__Problem statement__: Where a line holds "хотите", copy it.

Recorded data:
-------------------------
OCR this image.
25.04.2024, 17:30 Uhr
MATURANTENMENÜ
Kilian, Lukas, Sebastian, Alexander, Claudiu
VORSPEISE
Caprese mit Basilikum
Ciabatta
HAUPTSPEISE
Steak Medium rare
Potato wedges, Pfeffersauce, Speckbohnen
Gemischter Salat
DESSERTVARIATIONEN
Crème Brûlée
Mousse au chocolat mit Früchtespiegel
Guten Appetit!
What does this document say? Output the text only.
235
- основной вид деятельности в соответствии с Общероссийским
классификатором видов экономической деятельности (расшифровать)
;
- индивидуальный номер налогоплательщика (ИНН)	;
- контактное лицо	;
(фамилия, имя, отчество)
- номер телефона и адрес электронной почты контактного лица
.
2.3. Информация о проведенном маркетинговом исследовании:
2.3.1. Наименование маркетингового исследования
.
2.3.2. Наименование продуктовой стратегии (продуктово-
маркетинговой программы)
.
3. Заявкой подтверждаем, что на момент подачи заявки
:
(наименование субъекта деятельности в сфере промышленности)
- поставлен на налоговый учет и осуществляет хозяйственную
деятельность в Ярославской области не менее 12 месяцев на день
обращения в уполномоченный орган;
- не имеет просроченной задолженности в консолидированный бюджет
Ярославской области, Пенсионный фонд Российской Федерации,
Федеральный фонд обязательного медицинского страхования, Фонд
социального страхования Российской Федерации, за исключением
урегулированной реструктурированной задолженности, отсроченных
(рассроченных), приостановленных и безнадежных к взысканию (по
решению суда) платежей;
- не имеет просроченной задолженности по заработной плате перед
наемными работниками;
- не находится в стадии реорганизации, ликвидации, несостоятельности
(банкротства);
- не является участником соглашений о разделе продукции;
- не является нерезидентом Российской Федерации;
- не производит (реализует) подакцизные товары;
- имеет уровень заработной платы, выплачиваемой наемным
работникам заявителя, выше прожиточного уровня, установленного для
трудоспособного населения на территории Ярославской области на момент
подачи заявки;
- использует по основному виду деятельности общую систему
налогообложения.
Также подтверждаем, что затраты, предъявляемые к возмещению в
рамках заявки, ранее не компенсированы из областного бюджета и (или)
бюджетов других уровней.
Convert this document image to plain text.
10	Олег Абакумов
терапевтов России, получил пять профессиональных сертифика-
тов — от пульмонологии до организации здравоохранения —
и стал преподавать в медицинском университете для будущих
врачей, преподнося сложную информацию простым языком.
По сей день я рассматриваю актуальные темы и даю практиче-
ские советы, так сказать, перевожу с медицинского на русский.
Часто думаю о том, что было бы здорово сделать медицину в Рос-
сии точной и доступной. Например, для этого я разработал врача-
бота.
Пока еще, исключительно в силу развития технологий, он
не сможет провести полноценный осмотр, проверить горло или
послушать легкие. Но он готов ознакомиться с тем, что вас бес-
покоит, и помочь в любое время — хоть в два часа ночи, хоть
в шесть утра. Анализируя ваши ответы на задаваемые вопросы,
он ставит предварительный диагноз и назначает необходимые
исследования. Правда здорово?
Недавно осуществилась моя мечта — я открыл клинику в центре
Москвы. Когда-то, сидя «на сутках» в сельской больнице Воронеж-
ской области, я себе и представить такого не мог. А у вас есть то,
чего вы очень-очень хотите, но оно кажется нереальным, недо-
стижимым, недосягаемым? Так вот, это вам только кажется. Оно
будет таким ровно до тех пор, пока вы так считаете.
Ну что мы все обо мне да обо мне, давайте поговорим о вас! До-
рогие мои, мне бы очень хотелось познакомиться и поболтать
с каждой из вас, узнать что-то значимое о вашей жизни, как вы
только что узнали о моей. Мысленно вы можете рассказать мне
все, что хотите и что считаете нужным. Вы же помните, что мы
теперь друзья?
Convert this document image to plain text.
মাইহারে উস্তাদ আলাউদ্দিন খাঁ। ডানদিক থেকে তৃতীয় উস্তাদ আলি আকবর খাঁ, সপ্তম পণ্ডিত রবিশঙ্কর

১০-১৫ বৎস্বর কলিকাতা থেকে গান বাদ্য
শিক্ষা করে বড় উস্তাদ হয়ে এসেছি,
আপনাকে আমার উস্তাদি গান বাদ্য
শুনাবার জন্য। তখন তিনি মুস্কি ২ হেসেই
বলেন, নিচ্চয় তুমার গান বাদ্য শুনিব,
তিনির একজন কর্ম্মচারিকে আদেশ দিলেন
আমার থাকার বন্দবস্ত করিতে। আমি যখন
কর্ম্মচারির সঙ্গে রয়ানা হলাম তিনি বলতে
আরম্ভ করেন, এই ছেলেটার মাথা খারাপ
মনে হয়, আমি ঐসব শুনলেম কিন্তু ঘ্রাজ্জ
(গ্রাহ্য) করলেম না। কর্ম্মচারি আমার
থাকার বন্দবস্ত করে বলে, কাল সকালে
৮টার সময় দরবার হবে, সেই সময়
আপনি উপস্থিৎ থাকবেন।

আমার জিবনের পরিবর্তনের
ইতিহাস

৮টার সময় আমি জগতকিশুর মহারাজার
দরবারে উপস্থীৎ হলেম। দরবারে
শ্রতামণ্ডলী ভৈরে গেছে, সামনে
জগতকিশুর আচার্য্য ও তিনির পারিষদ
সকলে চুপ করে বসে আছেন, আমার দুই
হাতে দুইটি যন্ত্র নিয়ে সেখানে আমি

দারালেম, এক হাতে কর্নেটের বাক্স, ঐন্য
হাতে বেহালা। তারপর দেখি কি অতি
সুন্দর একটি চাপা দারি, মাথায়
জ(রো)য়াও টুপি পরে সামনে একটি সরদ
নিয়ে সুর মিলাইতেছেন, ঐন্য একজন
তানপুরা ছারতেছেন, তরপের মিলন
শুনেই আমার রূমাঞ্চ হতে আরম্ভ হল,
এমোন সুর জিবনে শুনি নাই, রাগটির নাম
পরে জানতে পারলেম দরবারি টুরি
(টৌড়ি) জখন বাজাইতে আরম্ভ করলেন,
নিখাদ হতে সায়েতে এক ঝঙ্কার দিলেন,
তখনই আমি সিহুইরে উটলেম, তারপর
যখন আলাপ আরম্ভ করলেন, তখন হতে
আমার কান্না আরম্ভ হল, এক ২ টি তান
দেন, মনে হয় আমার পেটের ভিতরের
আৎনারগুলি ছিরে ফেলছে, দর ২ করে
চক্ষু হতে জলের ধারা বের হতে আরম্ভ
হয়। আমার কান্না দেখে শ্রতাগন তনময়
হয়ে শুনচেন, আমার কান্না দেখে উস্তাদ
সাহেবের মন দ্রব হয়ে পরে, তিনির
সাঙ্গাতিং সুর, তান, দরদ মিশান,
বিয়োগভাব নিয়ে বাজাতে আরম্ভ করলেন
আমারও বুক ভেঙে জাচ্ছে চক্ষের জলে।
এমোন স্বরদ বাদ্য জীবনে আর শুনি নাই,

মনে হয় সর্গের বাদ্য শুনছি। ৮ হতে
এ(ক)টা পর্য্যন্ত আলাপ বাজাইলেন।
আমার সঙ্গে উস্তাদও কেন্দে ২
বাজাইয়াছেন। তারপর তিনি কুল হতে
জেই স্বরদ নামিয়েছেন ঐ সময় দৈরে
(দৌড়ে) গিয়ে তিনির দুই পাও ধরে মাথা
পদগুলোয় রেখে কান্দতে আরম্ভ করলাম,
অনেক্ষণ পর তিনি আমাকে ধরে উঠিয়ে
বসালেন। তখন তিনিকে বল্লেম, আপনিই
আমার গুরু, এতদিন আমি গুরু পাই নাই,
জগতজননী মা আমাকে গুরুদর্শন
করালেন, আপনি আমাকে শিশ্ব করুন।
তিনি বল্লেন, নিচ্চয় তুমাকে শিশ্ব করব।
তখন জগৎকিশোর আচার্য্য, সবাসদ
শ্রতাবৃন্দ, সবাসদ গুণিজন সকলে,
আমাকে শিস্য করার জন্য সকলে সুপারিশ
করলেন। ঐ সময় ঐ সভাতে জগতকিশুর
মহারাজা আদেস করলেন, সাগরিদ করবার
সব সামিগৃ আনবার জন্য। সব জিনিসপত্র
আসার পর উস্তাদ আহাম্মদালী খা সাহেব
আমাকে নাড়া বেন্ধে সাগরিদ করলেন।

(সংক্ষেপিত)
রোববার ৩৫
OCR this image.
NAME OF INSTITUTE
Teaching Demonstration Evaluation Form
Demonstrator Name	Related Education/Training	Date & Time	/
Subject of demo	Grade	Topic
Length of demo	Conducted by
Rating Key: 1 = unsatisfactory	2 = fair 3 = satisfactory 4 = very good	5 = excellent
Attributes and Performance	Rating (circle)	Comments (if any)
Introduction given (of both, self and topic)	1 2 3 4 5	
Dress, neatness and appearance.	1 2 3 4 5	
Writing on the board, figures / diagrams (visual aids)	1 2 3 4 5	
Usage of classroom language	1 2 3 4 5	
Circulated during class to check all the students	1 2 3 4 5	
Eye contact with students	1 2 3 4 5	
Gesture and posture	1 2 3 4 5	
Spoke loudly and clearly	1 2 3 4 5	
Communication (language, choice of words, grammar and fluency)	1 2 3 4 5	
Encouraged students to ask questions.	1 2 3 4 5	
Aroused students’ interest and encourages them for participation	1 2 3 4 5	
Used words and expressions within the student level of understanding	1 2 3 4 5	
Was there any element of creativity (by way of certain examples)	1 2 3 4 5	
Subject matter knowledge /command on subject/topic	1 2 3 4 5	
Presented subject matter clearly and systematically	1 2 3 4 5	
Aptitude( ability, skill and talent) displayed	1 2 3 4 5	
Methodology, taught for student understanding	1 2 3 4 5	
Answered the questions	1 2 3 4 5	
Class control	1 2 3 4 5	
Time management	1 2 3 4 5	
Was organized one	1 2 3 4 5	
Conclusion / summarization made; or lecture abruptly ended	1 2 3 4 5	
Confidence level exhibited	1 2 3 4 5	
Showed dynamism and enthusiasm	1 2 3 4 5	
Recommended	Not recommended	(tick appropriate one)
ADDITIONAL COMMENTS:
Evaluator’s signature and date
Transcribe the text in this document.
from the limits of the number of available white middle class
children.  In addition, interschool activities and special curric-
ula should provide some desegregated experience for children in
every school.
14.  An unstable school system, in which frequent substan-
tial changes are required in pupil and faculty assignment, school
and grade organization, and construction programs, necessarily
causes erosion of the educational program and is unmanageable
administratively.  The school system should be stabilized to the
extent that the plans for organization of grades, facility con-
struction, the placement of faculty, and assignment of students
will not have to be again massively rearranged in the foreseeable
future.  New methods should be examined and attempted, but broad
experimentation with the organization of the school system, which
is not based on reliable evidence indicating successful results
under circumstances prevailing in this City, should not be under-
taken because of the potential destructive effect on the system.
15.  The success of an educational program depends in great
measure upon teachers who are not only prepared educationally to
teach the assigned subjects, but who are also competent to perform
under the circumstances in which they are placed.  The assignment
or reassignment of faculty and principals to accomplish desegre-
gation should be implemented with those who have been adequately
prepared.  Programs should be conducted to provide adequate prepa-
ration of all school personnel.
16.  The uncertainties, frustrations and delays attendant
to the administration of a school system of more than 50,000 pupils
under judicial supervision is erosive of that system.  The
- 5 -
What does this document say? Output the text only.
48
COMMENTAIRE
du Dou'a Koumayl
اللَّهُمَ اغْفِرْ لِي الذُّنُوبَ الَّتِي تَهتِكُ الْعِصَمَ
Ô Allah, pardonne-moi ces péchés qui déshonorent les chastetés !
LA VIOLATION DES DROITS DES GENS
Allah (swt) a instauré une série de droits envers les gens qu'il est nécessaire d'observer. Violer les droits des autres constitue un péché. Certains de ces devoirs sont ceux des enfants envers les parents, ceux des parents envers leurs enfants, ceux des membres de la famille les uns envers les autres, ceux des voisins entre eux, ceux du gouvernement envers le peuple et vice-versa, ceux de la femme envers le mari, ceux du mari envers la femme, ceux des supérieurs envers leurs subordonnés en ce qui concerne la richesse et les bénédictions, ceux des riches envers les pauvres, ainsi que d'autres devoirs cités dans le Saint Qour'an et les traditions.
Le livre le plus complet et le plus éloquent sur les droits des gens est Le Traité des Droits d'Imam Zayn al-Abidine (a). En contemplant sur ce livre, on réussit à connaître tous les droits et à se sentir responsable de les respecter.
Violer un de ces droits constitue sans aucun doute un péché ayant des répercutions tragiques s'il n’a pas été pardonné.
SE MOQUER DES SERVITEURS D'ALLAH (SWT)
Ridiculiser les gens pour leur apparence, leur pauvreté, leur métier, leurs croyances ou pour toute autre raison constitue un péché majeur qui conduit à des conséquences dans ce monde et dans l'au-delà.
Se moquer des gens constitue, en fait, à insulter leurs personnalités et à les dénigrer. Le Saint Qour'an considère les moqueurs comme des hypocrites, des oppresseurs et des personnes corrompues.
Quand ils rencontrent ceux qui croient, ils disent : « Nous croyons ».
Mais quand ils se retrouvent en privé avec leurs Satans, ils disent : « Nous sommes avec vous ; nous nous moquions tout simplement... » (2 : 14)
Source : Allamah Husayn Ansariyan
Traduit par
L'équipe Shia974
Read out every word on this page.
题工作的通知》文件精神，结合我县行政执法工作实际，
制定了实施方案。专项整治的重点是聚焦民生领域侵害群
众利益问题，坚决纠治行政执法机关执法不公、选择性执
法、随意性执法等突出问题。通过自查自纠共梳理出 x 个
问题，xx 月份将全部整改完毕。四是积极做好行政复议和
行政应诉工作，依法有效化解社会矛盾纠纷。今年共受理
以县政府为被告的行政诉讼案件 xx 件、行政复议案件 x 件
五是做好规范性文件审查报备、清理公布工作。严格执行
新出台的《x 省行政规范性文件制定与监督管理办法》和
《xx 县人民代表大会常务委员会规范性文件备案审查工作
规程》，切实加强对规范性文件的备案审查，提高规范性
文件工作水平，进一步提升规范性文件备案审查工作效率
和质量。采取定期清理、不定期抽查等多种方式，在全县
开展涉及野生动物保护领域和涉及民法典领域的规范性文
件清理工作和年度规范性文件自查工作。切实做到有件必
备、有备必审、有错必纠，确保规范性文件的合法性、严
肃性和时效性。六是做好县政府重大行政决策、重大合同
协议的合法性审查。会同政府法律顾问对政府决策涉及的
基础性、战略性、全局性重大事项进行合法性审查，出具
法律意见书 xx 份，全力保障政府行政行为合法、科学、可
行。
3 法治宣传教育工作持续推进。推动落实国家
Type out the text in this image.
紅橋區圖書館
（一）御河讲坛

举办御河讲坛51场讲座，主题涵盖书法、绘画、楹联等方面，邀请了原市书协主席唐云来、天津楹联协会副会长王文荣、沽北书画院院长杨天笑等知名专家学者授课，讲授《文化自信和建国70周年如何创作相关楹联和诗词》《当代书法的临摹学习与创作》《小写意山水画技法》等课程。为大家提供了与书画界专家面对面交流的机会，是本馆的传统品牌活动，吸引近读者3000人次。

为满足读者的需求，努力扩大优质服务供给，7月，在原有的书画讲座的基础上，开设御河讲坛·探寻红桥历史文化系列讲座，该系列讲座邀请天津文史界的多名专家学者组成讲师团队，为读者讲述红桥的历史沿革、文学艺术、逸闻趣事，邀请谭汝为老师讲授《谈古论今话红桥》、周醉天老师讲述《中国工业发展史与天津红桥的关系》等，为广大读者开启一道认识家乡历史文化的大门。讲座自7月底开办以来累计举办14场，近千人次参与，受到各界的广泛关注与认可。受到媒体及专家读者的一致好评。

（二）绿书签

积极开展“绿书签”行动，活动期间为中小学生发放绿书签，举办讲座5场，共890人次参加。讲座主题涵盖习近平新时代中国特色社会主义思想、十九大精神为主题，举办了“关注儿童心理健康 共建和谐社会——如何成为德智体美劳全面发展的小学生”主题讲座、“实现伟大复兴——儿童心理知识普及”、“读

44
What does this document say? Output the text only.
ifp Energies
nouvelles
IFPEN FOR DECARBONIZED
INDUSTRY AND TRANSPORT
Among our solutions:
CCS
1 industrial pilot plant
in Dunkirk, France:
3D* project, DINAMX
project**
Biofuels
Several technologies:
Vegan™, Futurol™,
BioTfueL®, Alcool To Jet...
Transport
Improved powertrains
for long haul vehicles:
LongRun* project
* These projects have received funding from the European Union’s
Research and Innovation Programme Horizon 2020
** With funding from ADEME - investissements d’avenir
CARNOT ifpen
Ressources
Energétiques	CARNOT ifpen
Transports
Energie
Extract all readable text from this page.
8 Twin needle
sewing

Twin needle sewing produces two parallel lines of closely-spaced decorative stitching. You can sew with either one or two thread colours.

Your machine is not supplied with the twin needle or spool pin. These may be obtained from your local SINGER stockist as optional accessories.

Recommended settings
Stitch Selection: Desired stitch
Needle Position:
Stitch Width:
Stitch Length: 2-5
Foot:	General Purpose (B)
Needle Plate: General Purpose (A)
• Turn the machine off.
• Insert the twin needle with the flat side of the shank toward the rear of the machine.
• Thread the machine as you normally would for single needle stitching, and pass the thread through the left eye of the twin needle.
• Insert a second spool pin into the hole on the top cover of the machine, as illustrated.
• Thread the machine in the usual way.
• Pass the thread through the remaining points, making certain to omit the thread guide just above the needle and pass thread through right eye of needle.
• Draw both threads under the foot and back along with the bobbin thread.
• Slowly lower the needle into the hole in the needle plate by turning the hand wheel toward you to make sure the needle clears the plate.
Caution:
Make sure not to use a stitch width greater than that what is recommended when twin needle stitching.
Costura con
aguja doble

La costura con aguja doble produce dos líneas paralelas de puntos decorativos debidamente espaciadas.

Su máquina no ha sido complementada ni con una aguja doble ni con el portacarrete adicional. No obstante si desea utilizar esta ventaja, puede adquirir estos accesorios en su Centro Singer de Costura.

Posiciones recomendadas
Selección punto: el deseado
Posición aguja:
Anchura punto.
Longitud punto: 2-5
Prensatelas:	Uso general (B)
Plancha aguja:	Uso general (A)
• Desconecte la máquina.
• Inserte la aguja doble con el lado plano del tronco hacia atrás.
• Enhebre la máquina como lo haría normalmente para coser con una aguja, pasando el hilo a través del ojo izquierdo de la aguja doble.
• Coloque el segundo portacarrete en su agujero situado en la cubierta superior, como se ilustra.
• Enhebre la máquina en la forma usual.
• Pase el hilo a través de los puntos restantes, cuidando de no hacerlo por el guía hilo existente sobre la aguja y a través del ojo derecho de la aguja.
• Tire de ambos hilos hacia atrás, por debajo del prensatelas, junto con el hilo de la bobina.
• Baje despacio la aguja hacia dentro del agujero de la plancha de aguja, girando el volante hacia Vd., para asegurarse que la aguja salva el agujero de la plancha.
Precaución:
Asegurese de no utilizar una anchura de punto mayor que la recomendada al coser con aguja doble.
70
-------------------------
__Answer__:
чего вы очень-очень хотите, но оно кажется нереальным, недо-
все, что хотите и что считаете нужным. Вы же помните, что мы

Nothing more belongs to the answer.